**Written problem**
Only the number is needed: how many lines of the records include "svém"?

**Input for this task**
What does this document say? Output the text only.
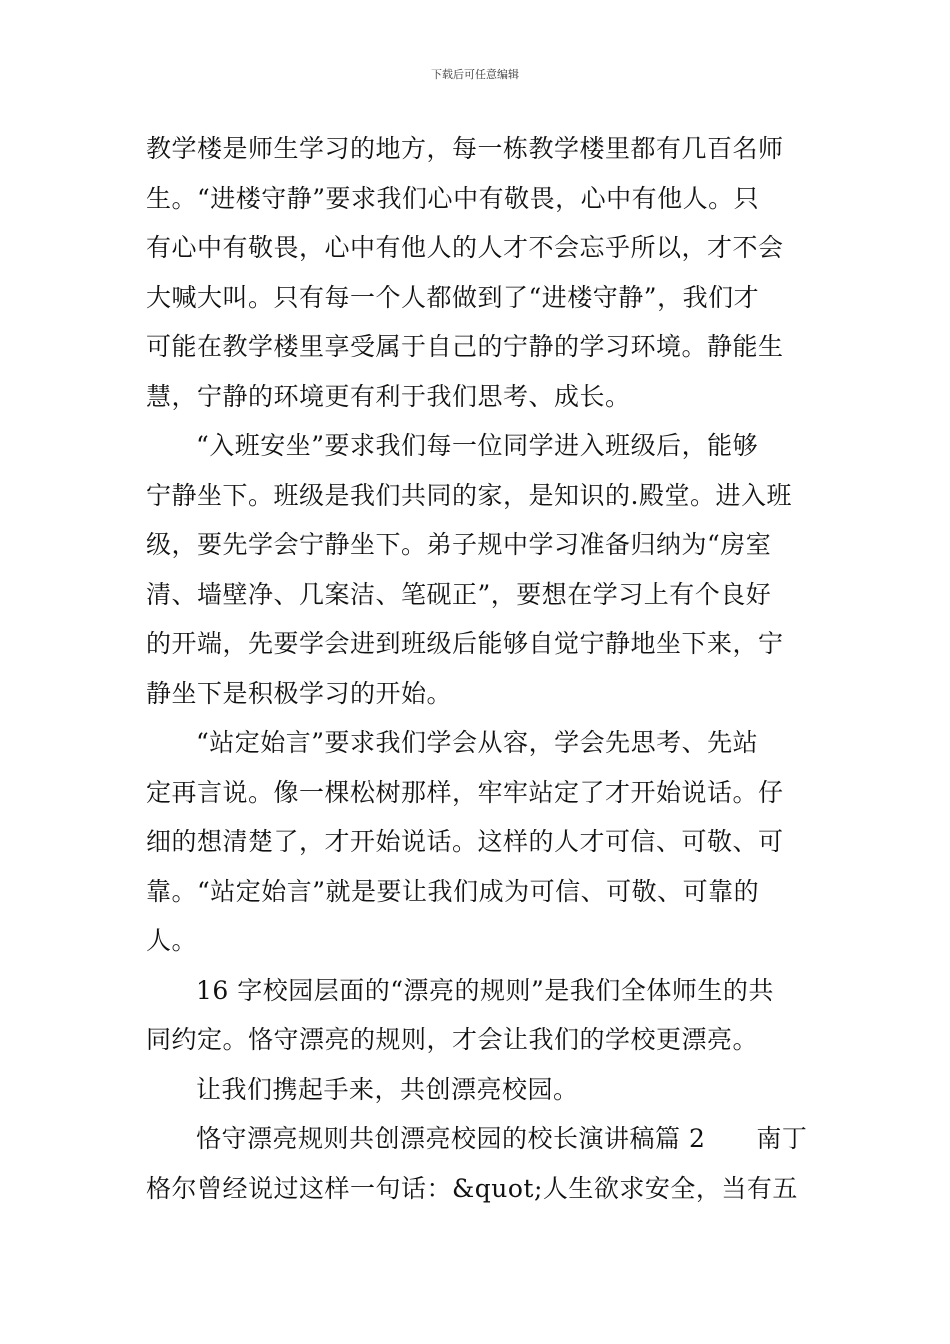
下载后可任意编辑
教学楼是师生学习的地方，每一栋教学楼里都有几百名师
生。“进楼守静”要求我们心中有敬畏，心中有他人。只
有心中有敬畏，心中有他人的人才不会忘乎所以，才不会
大喊大叫。只有每一个人都做到了“进楼守静”，我们才
可能在教学楼里享受属于自己的宁静的学习环境。静能生
慧，宁静的环境更有利于我们思考、成长。
“入班安坐”要求我们每一位同学进入班级后，能够
宁静坐下。班级是我们共同的家，是知识的.殿堂。进入班
级，要先学会宁静坐下。弟子规中学习准备归纳为“房室
清、墙壁净、几案洁、笔砚正”，要想在学习上有个良好
的开端，先要学会进到班级后能够自觉宁静地坐下来，宁
静坐下是积极学习的开始。
“站定始言”要求我们学会从容，学会先思考、先站
定再言说。像一棵松树那样，牢牢站定了才开始说话。仔
细的想清楚了，才开始说话。这样的人才可信、可敬、可
靠。“站定始言”就是要让我们成为可信、可敬、可靠的
人。
16 字校园层面的“漂亮的规则”是我们全体师生的共
同约定。恪守漂亮的规则，才会让我们的学校更漂亮。
让我们携起手来，共创漂亮校园。
恪守漂亮规则共创漂亮校园的校长演讲稿篇 2　　南丁
格尔曾经说过这样一句话：&quot;人生欲求安全，当有五
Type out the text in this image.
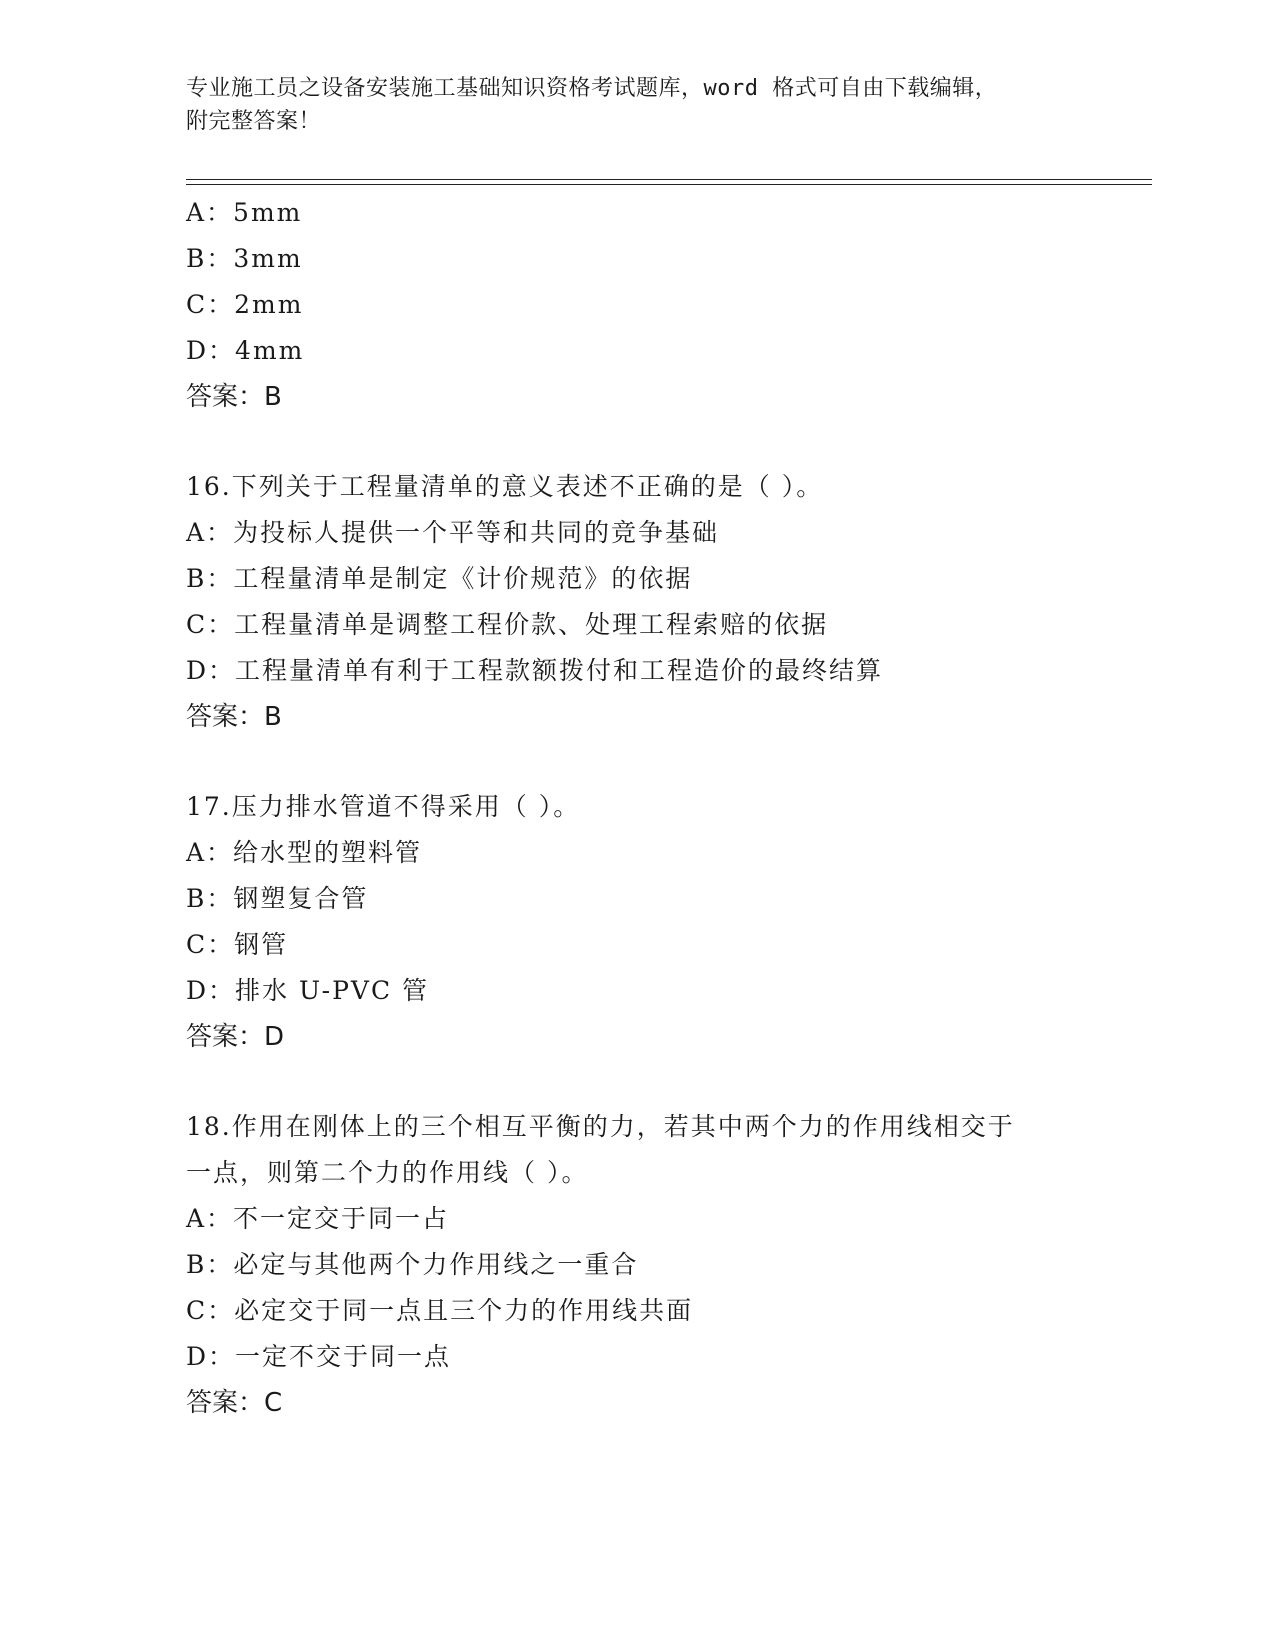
专业施工员之设备安装施工基础知识资格考试题库，word 格式可自由下载编辑，
附完整答案！
A：5mm
B：3mm
C：2mm
D：4mm
答案：B
16.下列关于工程量清单的意义表述不正确的是（ ）。
A：为投标人提供一个平等和共同的竞争基础
B：工程量清单是制定《计价规范》的依据
C：工程量清单是调整工程价款、处理工程索赔的依据
D：工程量清单有利于工程款额拨付和工程造价的最终结算
答案：B
17.压力排水管道不得采用（ ）。
A：给水型的塑料管
B：钢塑复合管
C：钢管
D：排水 U-PVC 管
答案：D
18.作用在刚体上的三个相互平衡的力，若其中两个力的作用线相交于
一点，则第二个力的作用线（ ）。
A：不一定交于同一占
B：必定与其他两个力作用线之一重合
C：必定交于同一点且三个力的作用线共面
D：一定不交于同一点
答案：C
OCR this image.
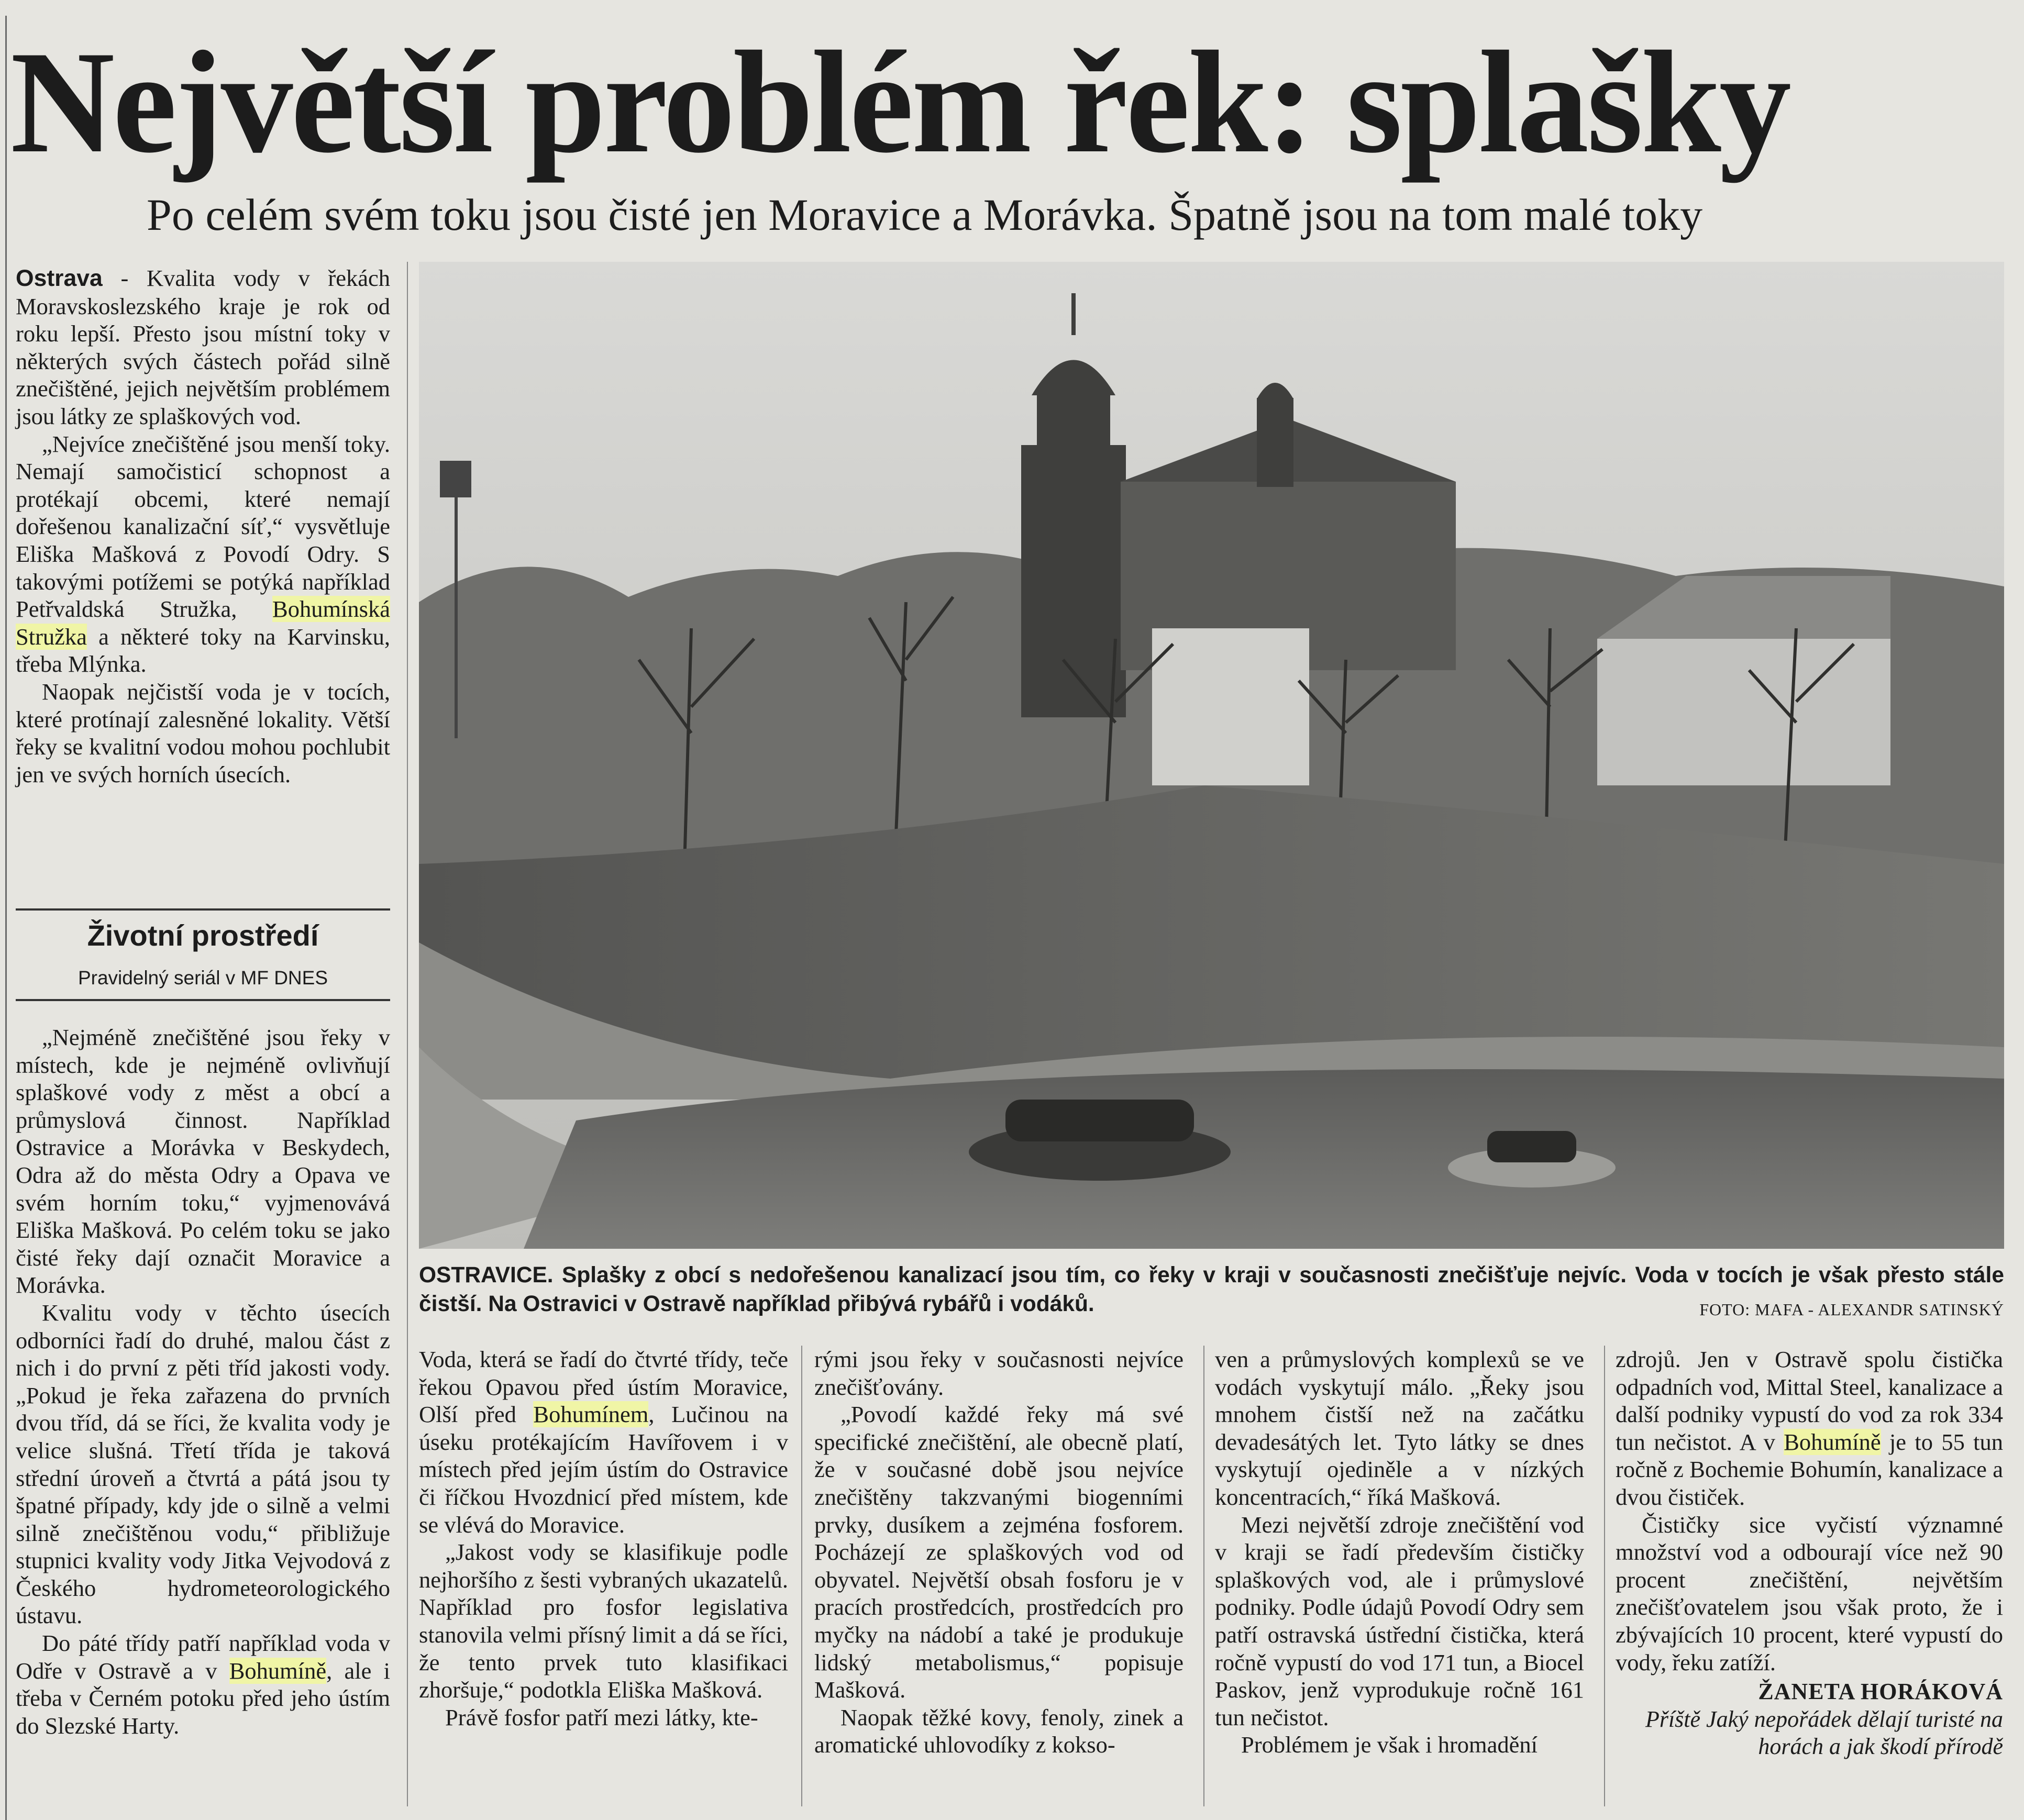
Největší problém řek: splašky
Po celém svém toku jsou čisté jen Moravice a Morávka. Špatně jsou na tom malé toky

Ostrava - Kvalita vody v řekách Moravskoslezského kraje je rok od roku lepší. Přesto jsou místní toky v některých svých částech pořád silně znečištěné, jejich největším problémem jsou látky ze splaškových vod.

„Nejvíce znečištěné jsou menší toky. Nemají samočisticí schopnost a protékají obcemi, které nemají dořešenou kanalizační síť,“ vysvětluje Eliška Mašková z Povodí Odry. S takovými potížemi se potýká například Petřvaldská Stružka, Bohumínská Stružka a některé toky na Karvinsku, třeba Mlýnka.

Naopak nejčistší voda je v tocích, které protínají zalesněné lokality. Větší řeky se kvalitní vodou mohou pochlubit jen ve svých horních úsecích.

Životní prostředí
Pravidelný seriál v MF DNES

„Nejméně znečištěné jsou řeky v místech, kde je nejméně ovlivňují splaškové vody z měst a obcí a průmyslová činnost. Například Ostravice a Morávka v Beskydech, Odra až do města Odry a Opava ve svém horním toku,“ vyjmenovává Eliška Mašková. Po celém toku se jako čisté řeky dají označit Moravice a Morávka.

Kvalitu vody v těchto úsecích odborníci řadí do druhé, malou část z nich i do první z pěti tříd jakosti vody. „Pokud je řeka zařazena do prvních dvou tříd, dá se říci, že kvalita vody je velice slušná. Třetí třída je taková střední úroveň a čtvrtá a pátá jsou ty špatné případy, kdy jde o silně a velmi silně znečištěnou vodu,“ přibližuje stupnici kvality vody Jitka Vejvodová z Českého hydrometeorologického ústavu.

Do páté třídy patří například voda v Odře v Ostravě a v Bohumíně, ale i třeba v Černém potoku před jeho ústím do Slezské Harty.

OSTRAVICE. Splašky z obcí s nedořešenou kanalizací jsou tím, co řeky v kraji v současnosti znečišťuje nejvíc. Voda v tocích je však přesto stále čistší. Na Ostravici v Ostravě například přibývá rybářů i vodáků.	FOTO: MAFA - ALEXANDR SATINSKÝ

Voda, která se řadí do čtvrté třídy, teče řekou Opavou před ústím Moravice, Olší před Bohumínem, Lučinou na úseku protékajícím Havířovem i v místech před jejím ústím do Ostravice či říčkou Hvozdnicí před místem, kde se vlévá do Moravice.

„Jakost vody se klasifikuje podle nejhoršího z šesti vybraných ukazatelů. Například pro fosfor legislativa stanovila velmi přísný limit a dá se říci, že tento prvek tuto klasifikaci zhoršuje,“ podotkla Eliška Mašková.

Právě fosfor patří mezi látky, kte-

rými jsou řeky v současnosti nejvíce znečišťovány.

„Povodí každé řeky má své specifické znečištění, ale obecně platí, že v současné době jsou nejvíce znečištěny takzvanými biogenními prvky, dusíkem a zejména fosforem. Pocházejí ze splaškových vod od obyvatel. Největší obsah fosforu je v pracích prostředcích, prostředcích pro myčky na nádobí a také je produkuje lidský metabolismus,“ popisuje Mašková.

Naopak těžké kovy, fenoly, zinek a aromatické uhlovodíky z kokso-

ven a průmyslových komplexů se ve vodách vyskytují málo. „Řeky jsou mnohem čistší než na začátku devadesátých let. Tyto látky se dnes vyskytují ojediněle a v nízkých koncentracích,“ říká Mašková.

Mezi největší zdroje znečištění vod v kraji se řadí především čističky splaškových vod, ale i průmyslové podniky. Podle údajů Povodí Odry sem patří ostravská ústřední čistička, která ročně vypustí do vod 171 tun, a Biocel Paskov, jenž vyprodukuje ročně 161 tun nečistot.

Problémem je však i hromadění

zdrojů. Jen v Ostravě spolu čistička odpadních vod, Mittal Steel, kanalizace a další podniky vypustí do vod za rok 334 tun nečistot. A v Bohumíně je to 55 tun ročně z Bochemie Bohumín, kanalizace a dvou čističek.

Čističky sice vyčistí významné množství vod a odbourají více než 90 procent znečištění, největším znečišťovatelem jsou však proto, že i zbývajících 10 procent, které vypustí do vody, řeku zatíží.

ŽANETA HORÁKOVÁ
Příště Jaký nepořádek dělají turisté na horách a jak škodí přírodě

**Answer to the task**
2